- _What you need to do_: Which lines include the word "Ultra"? Copy each of them.

- _Exercise inputs_:
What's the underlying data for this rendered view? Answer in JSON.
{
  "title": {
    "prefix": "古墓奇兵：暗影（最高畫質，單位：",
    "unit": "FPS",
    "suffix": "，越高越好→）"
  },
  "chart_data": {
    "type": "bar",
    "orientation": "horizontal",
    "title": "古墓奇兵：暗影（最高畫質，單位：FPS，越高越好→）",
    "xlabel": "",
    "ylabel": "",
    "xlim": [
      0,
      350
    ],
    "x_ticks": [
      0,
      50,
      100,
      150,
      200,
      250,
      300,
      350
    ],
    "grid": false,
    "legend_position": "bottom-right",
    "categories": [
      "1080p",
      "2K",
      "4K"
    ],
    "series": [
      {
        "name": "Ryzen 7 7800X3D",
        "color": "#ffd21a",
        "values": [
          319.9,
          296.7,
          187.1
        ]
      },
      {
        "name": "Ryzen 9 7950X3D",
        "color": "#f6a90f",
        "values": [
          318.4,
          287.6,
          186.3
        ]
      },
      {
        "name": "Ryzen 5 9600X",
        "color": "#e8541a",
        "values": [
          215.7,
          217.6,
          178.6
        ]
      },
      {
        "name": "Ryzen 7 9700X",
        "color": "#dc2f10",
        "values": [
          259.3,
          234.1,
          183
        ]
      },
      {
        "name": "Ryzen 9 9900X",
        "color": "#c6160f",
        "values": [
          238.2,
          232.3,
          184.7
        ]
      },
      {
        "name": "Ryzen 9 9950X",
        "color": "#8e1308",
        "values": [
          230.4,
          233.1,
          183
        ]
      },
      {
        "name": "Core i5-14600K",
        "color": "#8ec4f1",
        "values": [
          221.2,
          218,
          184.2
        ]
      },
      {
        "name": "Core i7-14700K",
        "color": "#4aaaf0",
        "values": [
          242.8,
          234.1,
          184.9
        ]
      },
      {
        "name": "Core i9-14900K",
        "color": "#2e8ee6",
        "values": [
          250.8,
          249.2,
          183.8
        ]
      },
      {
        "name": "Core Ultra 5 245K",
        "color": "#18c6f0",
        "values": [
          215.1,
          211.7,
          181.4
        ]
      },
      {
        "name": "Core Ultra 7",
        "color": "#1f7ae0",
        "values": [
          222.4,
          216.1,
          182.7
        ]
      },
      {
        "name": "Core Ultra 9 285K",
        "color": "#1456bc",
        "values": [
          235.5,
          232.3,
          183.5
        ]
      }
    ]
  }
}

- _The completed task_:
        "name": "Core Ultra 5 245K",
        "name": "Core Ultra 7",
        "name": "Core Ultra 9 285K",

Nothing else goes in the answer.